▶ Exercise prompt
State how many lines in the records hold the word "title", giving the number and no other text.

* * *

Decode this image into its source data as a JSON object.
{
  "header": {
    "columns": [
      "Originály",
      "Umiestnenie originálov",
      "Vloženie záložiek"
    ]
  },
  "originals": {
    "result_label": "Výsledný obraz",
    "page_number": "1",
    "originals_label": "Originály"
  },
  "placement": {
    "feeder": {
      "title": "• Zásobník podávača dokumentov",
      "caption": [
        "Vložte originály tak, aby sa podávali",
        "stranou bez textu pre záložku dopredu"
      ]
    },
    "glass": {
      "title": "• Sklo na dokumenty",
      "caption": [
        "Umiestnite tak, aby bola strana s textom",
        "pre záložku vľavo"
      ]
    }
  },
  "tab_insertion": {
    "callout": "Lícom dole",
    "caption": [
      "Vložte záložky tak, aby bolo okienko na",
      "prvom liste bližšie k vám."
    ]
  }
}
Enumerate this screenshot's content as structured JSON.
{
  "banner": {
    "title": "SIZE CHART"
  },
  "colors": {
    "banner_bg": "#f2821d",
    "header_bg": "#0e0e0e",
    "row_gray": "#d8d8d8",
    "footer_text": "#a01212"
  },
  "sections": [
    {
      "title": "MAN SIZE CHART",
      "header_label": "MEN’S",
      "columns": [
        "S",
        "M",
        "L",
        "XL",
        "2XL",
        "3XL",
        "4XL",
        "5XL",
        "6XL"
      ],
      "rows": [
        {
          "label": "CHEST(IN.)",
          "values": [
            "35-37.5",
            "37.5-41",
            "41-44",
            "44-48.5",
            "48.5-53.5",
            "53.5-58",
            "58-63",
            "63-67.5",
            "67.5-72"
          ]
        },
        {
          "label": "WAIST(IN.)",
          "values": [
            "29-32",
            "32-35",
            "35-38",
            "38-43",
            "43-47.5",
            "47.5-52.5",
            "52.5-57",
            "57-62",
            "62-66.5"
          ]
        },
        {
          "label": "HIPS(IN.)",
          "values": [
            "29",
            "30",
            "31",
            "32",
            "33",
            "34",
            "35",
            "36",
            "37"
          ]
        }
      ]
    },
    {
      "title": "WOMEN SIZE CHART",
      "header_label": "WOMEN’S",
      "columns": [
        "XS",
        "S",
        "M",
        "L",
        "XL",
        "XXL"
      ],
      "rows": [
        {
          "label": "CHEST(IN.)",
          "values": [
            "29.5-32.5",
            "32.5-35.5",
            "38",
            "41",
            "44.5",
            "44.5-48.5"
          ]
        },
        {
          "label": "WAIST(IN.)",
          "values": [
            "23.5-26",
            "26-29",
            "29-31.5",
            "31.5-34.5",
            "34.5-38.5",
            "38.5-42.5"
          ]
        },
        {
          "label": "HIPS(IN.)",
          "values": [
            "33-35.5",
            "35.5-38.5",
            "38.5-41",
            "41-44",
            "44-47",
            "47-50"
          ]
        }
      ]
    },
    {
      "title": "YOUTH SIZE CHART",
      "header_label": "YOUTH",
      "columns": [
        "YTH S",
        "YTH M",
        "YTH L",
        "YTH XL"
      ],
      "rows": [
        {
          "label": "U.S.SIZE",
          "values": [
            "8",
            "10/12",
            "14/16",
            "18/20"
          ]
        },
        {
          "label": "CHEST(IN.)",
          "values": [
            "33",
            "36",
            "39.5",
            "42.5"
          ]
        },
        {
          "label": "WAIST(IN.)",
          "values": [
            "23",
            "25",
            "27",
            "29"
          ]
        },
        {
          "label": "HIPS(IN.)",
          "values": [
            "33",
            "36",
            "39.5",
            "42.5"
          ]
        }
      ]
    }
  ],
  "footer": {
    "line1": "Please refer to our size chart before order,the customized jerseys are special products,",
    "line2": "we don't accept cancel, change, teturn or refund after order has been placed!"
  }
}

* * *

▶ The completed task
6